* Aim
Gather every line that includes the word "Driver", please.

Dataset entries

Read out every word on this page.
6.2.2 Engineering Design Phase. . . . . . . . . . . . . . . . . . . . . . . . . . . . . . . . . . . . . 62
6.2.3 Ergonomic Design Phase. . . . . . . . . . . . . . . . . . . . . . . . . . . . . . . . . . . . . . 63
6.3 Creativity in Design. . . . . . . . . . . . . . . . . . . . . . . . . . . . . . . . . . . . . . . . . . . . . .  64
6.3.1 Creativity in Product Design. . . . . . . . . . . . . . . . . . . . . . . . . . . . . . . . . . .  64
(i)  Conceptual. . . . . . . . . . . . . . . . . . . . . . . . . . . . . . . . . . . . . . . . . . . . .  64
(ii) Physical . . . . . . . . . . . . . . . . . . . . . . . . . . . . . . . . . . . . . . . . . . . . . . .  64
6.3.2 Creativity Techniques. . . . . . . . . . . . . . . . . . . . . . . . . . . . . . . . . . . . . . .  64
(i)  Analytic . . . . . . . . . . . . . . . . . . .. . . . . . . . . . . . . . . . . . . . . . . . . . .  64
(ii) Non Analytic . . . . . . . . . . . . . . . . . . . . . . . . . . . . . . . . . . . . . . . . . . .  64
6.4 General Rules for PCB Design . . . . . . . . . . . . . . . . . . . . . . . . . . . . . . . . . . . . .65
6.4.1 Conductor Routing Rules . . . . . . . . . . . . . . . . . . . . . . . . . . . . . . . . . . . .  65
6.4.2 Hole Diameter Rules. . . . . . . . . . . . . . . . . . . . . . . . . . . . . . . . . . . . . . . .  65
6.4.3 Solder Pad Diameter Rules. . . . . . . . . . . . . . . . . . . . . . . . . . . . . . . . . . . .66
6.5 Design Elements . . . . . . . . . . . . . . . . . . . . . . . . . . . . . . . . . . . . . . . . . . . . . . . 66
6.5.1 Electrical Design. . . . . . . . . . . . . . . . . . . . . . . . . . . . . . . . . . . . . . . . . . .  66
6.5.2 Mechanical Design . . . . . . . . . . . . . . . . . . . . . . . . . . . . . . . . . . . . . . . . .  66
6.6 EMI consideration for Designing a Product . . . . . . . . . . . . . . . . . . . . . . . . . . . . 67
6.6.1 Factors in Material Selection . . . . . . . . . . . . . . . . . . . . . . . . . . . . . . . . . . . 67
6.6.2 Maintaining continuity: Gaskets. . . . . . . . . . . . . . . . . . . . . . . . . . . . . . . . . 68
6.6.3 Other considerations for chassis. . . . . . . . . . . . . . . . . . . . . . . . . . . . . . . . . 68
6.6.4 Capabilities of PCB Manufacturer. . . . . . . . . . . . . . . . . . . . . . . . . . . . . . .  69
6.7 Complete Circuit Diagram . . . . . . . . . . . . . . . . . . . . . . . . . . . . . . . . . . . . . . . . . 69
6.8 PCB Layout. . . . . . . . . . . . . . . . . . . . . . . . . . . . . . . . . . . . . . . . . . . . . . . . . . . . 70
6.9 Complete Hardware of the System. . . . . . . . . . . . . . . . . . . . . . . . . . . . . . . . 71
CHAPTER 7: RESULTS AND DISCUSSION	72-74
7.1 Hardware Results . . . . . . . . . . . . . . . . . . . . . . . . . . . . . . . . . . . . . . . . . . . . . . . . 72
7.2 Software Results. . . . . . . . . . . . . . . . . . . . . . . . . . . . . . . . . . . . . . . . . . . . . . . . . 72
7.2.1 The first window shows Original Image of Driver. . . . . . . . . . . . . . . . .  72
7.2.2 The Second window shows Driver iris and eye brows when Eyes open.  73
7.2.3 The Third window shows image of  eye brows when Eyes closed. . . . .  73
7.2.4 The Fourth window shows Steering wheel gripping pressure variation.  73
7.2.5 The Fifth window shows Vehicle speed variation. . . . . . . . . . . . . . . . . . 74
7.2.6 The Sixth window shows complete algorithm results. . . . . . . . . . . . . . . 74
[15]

--

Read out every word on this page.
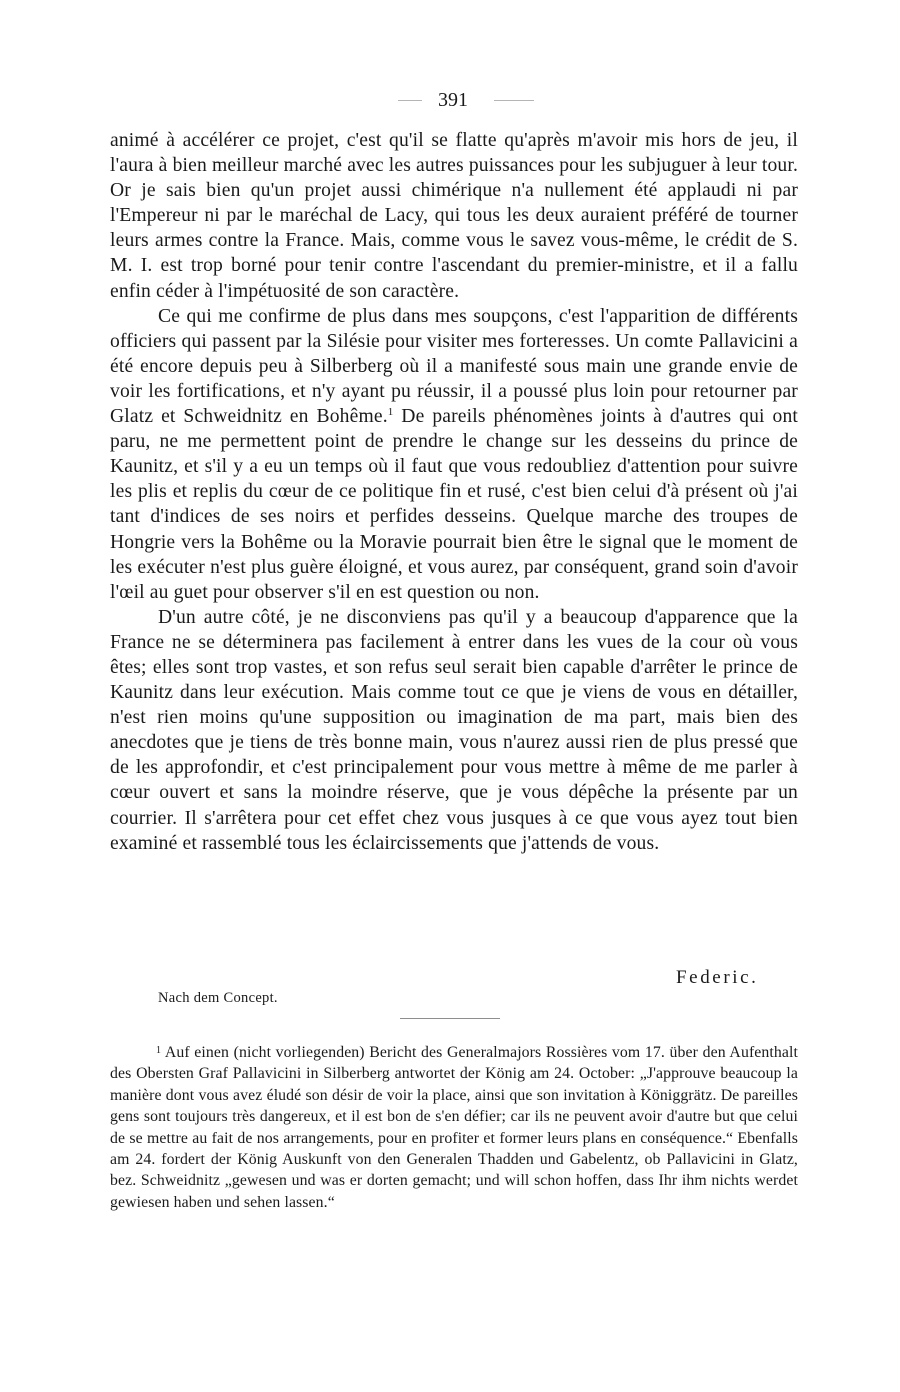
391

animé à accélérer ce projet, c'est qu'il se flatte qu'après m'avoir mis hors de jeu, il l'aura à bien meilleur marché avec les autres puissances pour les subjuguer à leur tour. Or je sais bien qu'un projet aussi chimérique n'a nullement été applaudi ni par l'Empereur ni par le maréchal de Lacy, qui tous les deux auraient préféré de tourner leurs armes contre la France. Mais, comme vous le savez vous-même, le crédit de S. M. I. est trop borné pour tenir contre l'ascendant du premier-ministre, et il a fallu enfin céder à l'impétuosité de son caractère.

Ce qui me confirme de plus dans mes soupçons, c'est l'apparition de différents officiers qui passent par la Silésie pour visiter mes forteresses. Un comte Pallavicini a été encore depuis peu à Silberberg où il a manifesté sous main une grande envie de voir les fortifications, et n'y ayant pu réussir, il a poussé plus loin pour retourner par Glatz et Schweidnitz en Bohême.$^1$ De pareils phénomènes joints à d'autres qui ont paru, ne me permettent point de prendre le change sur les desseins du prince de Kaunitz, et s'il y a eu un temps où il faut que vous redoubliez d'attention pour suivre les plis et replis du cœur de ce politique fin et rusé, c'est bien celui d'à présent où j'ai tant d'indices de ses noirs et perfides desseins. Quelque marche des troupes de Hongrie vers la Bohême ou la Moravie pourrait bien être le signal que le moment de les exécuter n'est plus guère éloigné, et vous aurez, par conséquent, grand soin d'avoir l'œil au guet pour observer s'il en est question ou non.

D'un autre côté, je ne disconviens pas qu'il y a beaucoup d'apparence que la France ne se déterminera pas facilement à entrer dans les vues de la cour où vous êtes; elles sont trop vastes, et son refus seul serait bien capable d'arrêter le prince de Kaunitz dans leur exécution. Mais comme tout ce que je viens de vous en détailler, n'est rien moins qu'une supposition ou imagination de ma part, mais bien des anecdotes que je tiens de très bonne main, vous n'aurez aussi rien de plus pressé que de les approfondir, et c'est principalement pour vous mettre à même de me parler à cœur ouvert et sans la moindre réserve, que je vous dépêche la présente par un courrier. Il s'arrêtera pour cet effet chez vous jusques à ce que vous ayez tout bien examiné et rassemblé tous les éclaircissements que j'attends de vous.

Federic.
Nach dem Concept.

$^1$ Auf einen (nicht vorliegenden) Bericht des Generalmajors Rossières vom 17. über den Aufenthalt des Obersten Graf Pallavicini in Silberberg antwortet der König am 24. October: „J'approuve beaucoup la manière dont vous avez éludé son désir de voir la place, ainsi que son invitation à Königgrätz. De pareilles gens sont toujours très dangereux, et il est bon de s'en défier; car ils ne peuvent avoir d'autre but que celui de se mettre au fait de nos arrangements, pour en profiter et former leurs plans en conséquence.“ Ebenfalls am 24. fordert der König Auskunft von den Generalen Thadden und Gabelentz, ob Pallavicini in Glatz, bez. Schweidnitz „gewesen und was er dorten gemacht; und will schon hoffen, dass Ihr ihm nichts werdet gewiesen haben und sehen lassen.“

* Reply
7.2.1 The first window shows Original Image of Driver. . . . . . . . . . . . . . . . .  72
7.2.2 The Second window shows Driver iris and eye brows when Eyes open.  73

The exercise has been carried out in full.